[Data excerpts]
....
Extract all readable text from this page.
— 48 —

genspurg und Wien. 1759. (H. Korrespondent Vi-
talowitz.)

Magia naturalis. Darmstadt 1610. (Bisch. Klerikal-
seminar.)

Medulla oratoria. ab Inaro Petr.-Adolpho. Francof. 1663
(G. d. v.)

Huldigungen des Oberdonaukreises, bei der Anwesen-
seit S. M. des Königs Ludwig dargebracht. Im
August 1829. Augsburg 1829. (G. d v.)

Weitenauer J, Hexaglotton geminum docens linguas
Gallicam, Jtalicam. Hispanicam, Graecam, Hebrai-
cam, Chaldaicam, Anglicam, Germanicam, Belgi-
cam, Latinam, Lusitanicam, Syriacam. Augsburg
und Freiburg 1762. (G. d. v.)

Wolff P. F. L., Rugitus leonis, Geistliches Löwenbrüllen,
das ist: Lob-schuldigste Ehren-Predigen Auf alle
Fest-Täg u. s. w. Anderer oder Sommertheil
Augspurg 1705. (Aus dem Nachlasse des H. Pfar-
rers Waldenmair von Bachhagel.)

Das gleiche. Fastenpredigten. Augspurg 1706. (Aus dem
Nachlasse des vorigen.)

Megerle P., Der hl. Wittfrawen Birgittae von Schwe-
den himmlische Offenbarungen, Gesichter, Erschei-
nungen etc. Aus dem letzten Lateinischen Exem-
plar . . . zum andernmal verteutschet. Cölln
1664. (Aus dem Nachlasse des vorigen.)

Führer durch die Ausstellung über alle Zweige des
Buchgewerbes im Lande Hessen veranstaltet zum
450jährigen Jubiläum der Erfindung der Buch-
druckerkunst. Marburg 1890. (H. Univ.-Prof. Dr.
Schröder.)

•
....
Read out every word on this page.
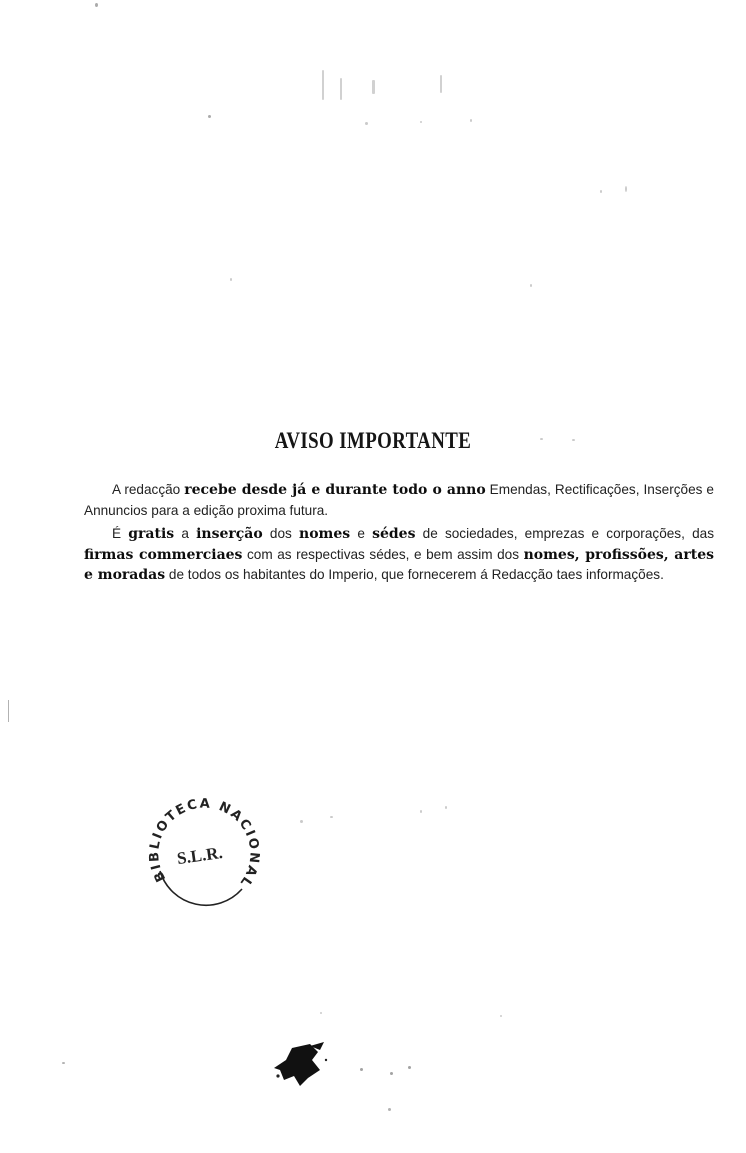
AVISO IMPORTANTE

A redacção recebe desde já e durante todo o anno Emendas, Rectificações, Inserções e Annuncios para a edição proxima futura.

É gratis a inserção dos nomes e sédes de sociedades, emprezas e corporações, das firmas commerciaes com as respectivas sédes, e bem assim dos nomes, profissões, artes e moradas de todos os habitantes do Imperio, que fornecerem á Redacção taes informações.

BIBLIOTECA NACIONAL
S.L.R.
....
Check each line of the data above for the word "Augspurg" and say how many lines contain it, giving nothing besides the number.

2